[Collected data entries]
===============

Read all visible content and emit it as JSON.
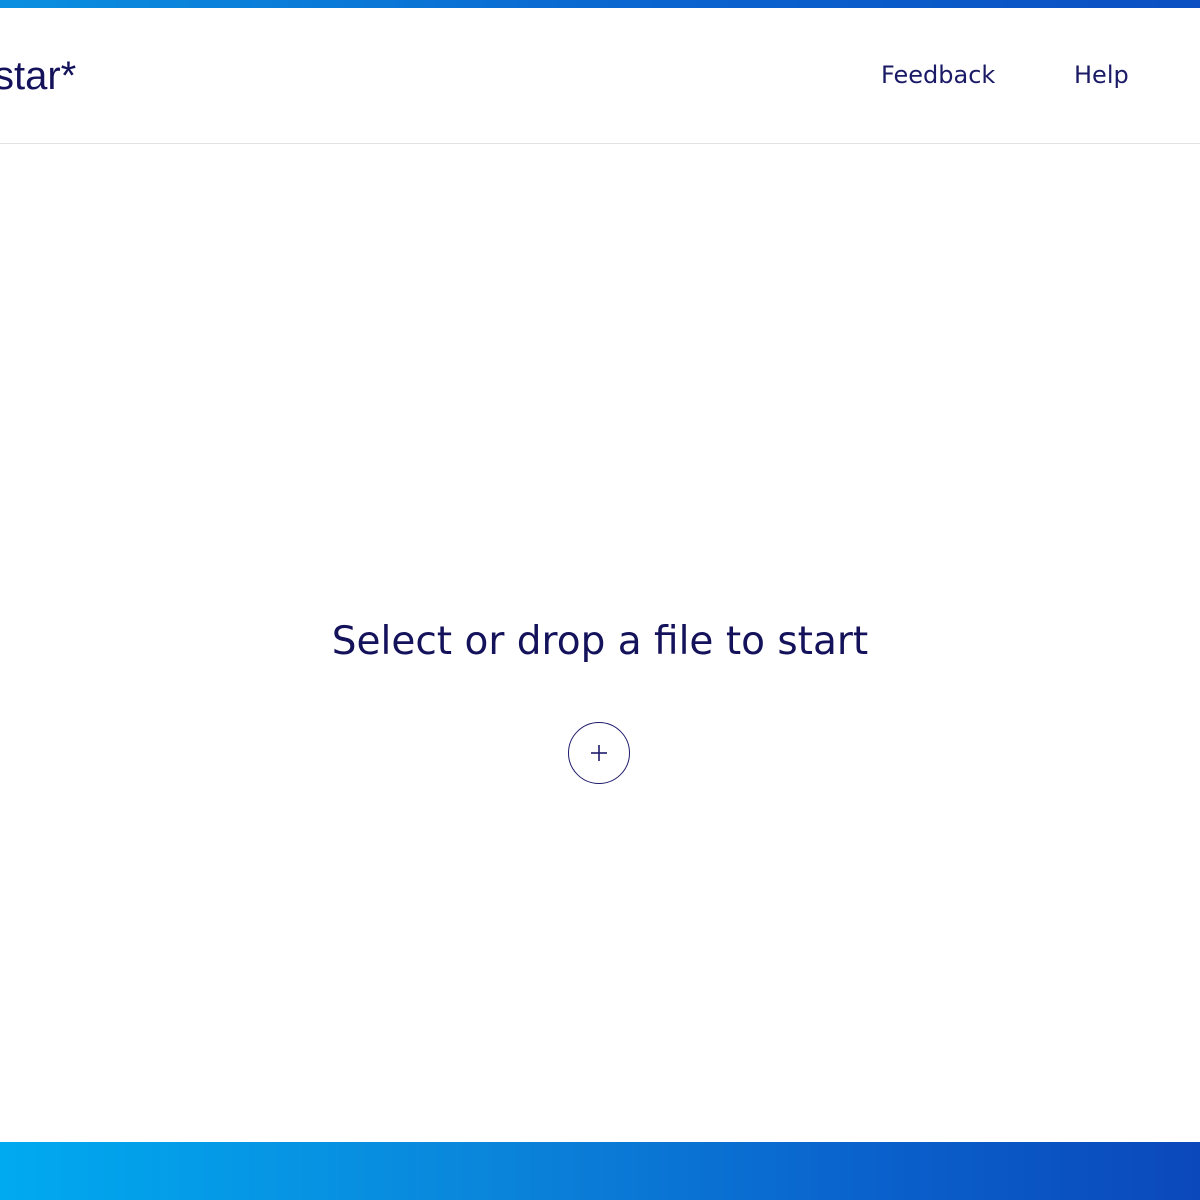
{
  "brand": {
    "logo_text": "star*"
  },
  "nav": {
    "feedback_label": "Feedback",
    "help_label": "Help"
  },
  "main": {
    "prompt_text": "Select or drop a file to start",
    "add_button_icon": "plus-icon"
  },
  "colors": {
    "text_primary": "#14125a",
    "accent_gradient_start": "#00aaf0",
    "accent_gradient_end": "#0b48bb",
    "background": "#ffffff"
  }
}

===============

- **Goal**:
Copy each line exactly, and leave the pictures out of your copy.

- **Answer to the problem**:
Read all visible content and emit it as JSON.
{
  "brand": {
    "logo_text": "star*"
  },
  "nav": {
    "feedback_label": "Feedback",
    "help_label": "Help"
  },
  "main": {
    "prompt_text": "Select or drop a file to start",
    "add_button_icon": "plus-icon"
  },
  "colors": {
    "text_primary": "#14125a",
    "accent_gradient_start": "#00aaf0",
    "accent_gradient_end": "#0b48bb",
    "background": "#ffffff"
  }
}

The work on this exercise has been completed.